[REQUIREMENTS]:
All of the lines below are to be printed again exactly; images are excluded from the output.
# Start of GIVEN RECORDS
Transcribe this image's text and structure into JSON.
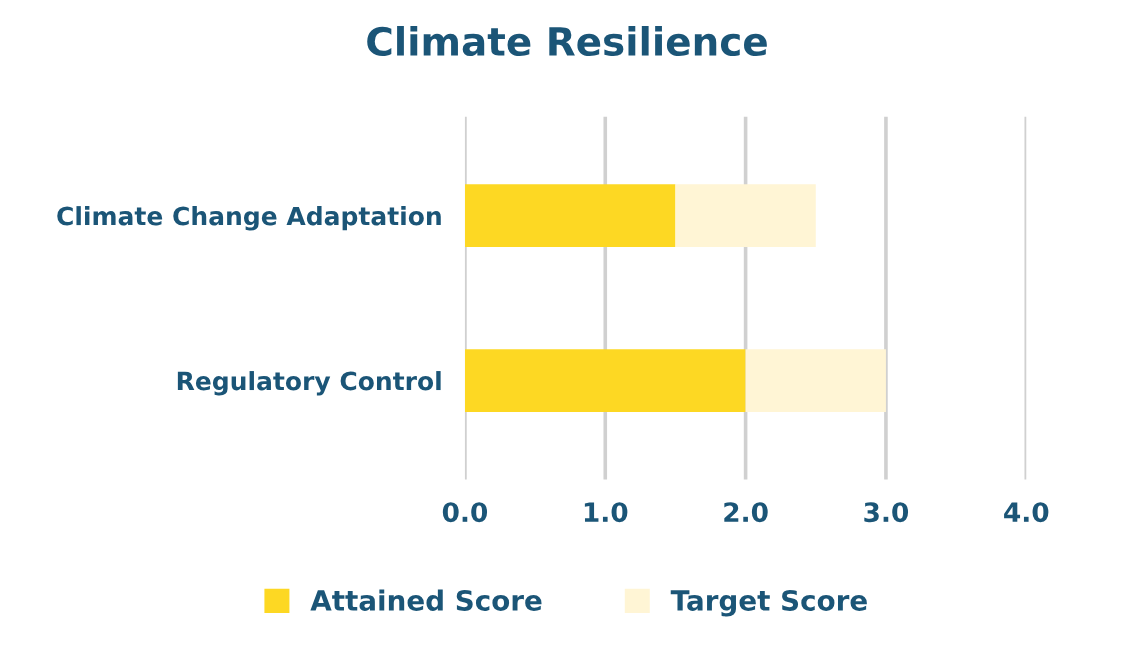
{
  "chart_data": {
    "type": "bar",
    "orientation": "horizontal",
    "stacked": true,
    "title": "Climate Resilience",
    "categories": [
      "Climate Change Adaptation",
      "Regulatory Control"
    ],
    "series": [
      {
        "name": "Attained Score",
        "color": "#fdd823",
        "values": [
          1.5,
          2.0
        ]
      },
      {
        "name": "Target Score",
        "color": "#fff5d5",
        "values": [
          1.0,
          1.0
        ]
      }
    ],
    "xlim": [
      0,
      4
    ],
    "xticks": [
      {
        "value": 0,
        "label": "0.0"
      },
      {
        "value": 1,
        "label": "1.0"
      },
      {
        "value": 2,
        "label": "2.0"
      },
      {
        "value": 3,
        "label": "3.0"
      },
      {
        "value": 4,
        "label": "4.0"
      }
    ],
    "grid": "x",
    "legend": "bottom"
  }
}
# End of GIVEN RECORDS
[RESPONSE FOR THIS EXERCISE]:
Transcribe this image's text and structure into JSON.
{
  "chart_data": {
    "type": "bar",
    "orientation": "horizontal",
    "stacked": true,
    "title": "Climate Resilience",
    "categories": [
      "Climate Change Adaptation",
      "Regulatory Control"
    ],
    "series": [
      {
        "name": "Attained Score",
        "color": "#fdd823",
        "values": [
          1.5,
          2.0
        ]
      },
      {
        "name": "Target Score",
        "color": "#fff5d5",
        "values": [
          1.0,
          1.0
        ]
      }
    ],
    "xlim": [
      0,
      4
    ],
    "xticks": [
      {
        "value": 0,
        "label": "0.0"
      },
      {
        "value": 1,
        "label": "1.0"
      },
      {
        "value": 2,
        "label": "2.0"
      },
      {
        "value": 3,
        "label": "3.0"
      },
      {
        "value": 4,
        "label": "4.0"
      }
    ],
    "grid": "x",
    "legend": "bottom"
  }
}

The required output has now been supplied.